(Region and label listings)

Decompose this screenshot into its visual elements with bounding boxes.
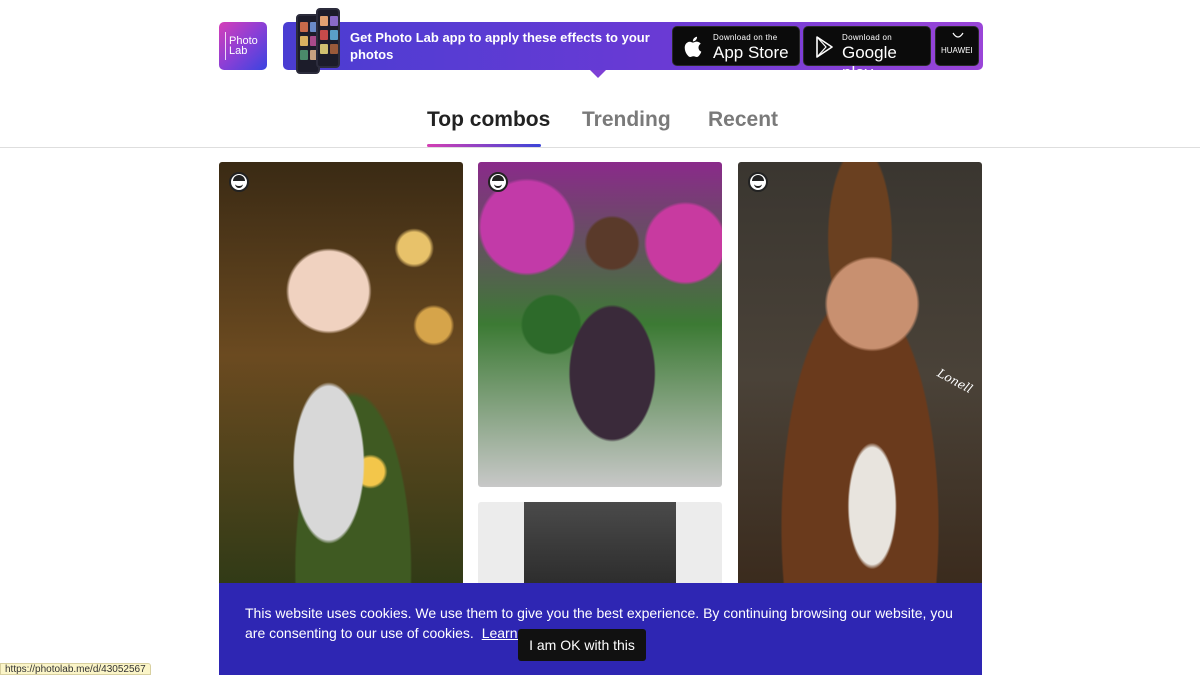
google-play-button[interactable]: Download on Google play [803, 26, 931, 82]
tab-top-combos[interactable]: Top combos [427, 108, 550, 132]
face-icon [748, 172, 768, 192]
combo-card-man-leather-jacket[interactable]: Lonell [738, 162, 982, 592]
google-play-icon [816, 36, 833, 58]
status-bar-url: https://photolab.me/d/43052567 [0, 663, 151, 675]
apple-small-label: Download on the [713, 33, 778, 42]
tab-trending[interactable]: Trending [582, 108, 671, 132]
active-tab-indicator [427, 144, 541, 147]
huawei-label: HUAWEI [941, 46, 973, 55]
artist-signature: Lonell [934, 365, 975, 397]
google-small-label: Download on [842, 33, 892, 42]
face-icon [229, 172, 249, 192]
tab-bar: Top combos Trending Recent [0, 100, 1200, 148]
combo-card-woman-candles[interactable] [219, 162, 463, 592]
combo-card-partial[interactable] [478, 502, 722, 592]
logo-bracket [225, 32, 259, 60]
huawei-gallery-button[interactable]: HUAWEI [935, 26, 979, 66]
apple-big-label: App Store [713, 43, 789, 62]
banner-text: Get Photo Lab app to apply these effects… [350, 30, 650, 62]
combo-card-woman-flowers[interactable] [478, 162, 722, 487]
banner-pointer [590, 70, 606, 78]
tab-recent[interactable]: Recent [708, 108, 778, 132]
app-store-button[interactable]: Download on the App Store [672, 26, 800, 66]
cookie-banner: This website uses cookies. We use them t… [219, 583, 982, 675]
face-icon [488, 172, 508, 192]
apple-logo-icon [684, 36, 702, 57]
huawei-logo-icon [952, 32, 964, 38]
google-big-label: Google play [842, 43, 897, 82]
accept-cookies-button[interactable]: I am OK with this [518, 629, 646, 661]
photo-lab-logo[interactable]: Photo Lab [219, 22, 267, 70]
phones-image [296, 8, 344, 74]
card-image [524, 502, 676, 592]
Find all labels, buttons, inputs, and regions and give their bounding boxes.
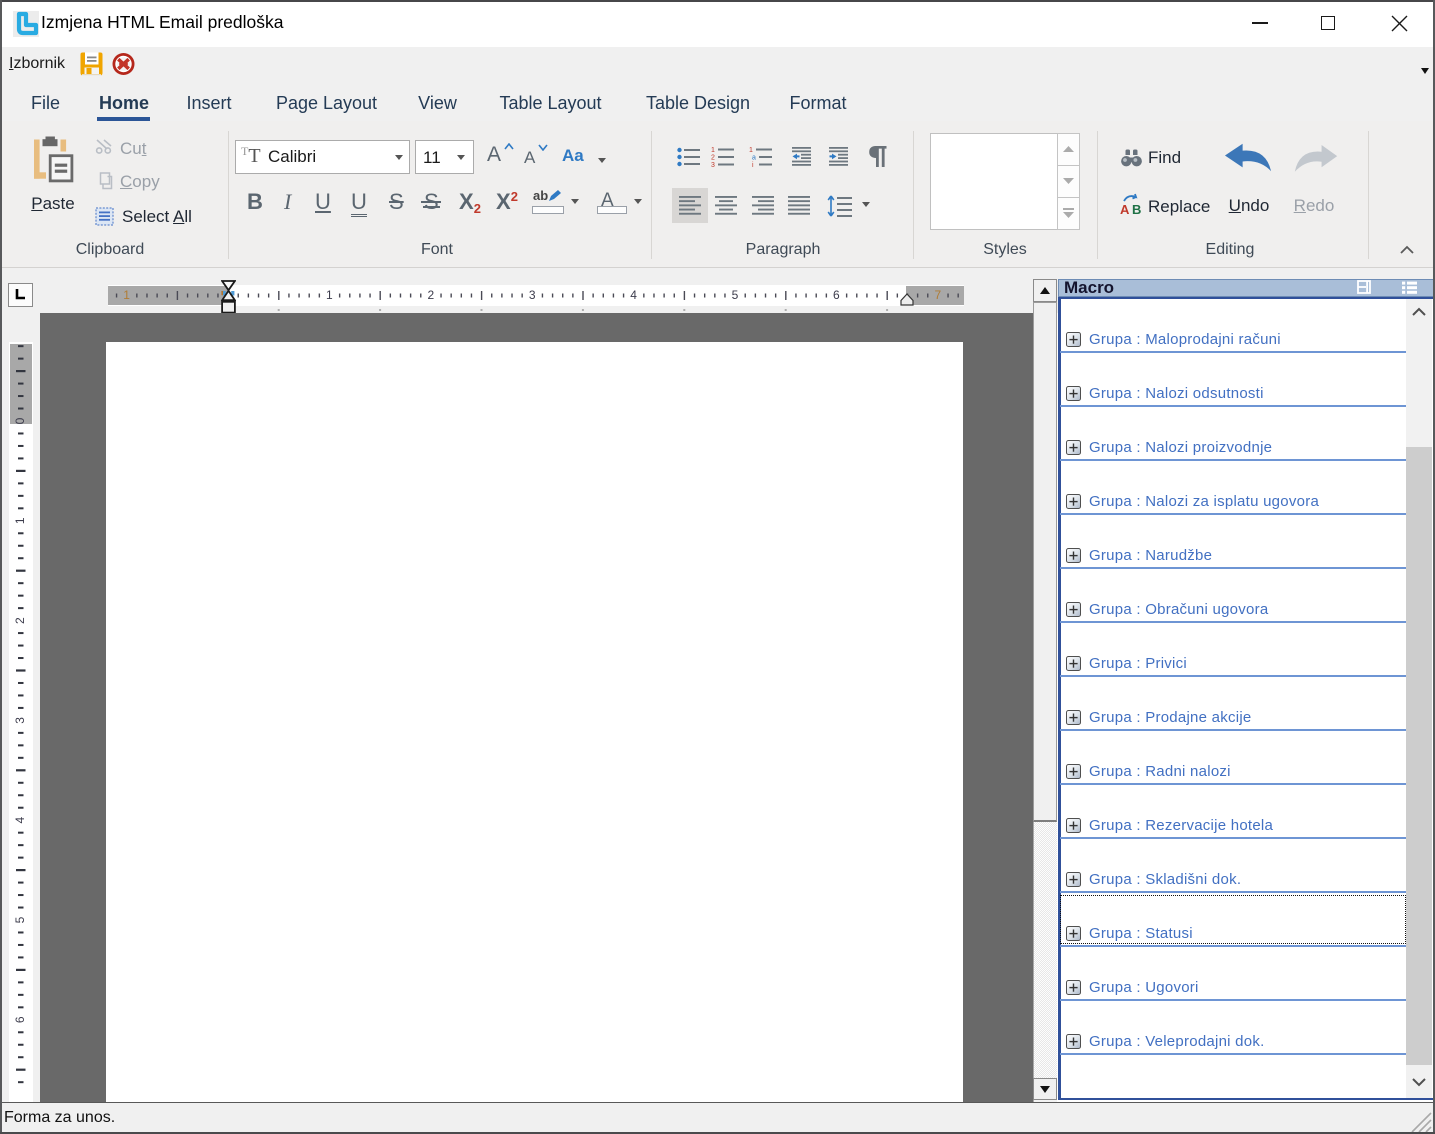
svg-text:6: 6 bbox=[833, 288, 840, 302]
svg-text:1: 1 bbox=[326, 288, 333, 302]
svg-text:6: 6 bbox=[13, 1016, 27, 1023]
svg-text:2: 2 bbox=[13, 617, 27, 624]
svg-text:4: 4 bbox=[13, 817, 27, 824]
svg-text:1: 1 bbox=[749, 147, 753, 154]
svg-text:7: 7 bbox=[934, 288, 941, 302]
svg-text:5: 5 bbox=[13, 916, 27, 923]
svg-text:5: 5 bbox=[732, 288, 739, 302]
svg-text:a: a bbox=[752, 155, 756, 162]
svg-text:1: 1 bbox=[13, 517, 27, 524]
svg-text:i: i bbox=[752, 162, 754, 168]
svg-text:3: 3 bbox=[13, 717, 27, 724]
svg-text:2: 2 bbox=[427, 288, 434, 302]
svg-text:3: 3 bbox=[529, 288, 536, 302]
svg-text:1: 1 bbox=[123, 288, 130, 302]
svg-text:4: 4 bbox=[630, 288, 637, 302]
svg-text:0: 0 bbox=[13, 417, 27, 424]
svg-text:A: A bbox=[1120, 202, 1130, 215]
svg-text:3: 3 bbox=[711, 162, 715, 168]
svg-text:2: 2 bbox=[711, 155, 715, 162]
svg-text:1: 1 bbox=[711, 147, 715, 154]
svg-text:B: B bbox=[1132, 202, 1141, 215]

TASK GOAL: Repeat the lines in the records above, from the line with "google-play-button[interactable]: Download on" up to and including the line with "logo-bracket [225, 32, 259, 60]", copying each one as it appears.

FULL RESPONSE:
google-play-button[interactable]: Download on Google play [803, 26, 931, 82]
tab-top-combos[interactable]: Top combos [427, 108, 550, 132]
face-icon [748, 172, 768, 192]
combo-card-man-leather-jacket[interactable]: Lonell [738, 162, 982, 592]
google-play-icon [816, 36, 833, 58]
status-bar-url: https://photolab.me/d/43052567 [0, 663, 151, 675]
apple-small-label: Download on the [713, 33, 778, 42]
tab-trending[interactable]: Trending [582, 108, 671, 132]
active-tab-indicator [427, 144, 541, 147]
huawei-label: HUAWEI [941, 46, 973, 55]
artist-signature: Lonell [934, 365, 975, 397]
google-small-label: Download on [842, 33, 892, 42]
face-icon [229, 172, 249, 192]
tab-bar: Top combos Trending Recent [0, 100, 1200, 148]
combo-card-woman-candles[interactable] [219, 162, 463, 592]
combo-card-partial[interactable] [478, 502, 722, 592]
logo-bracket [225, 32, 259, 60]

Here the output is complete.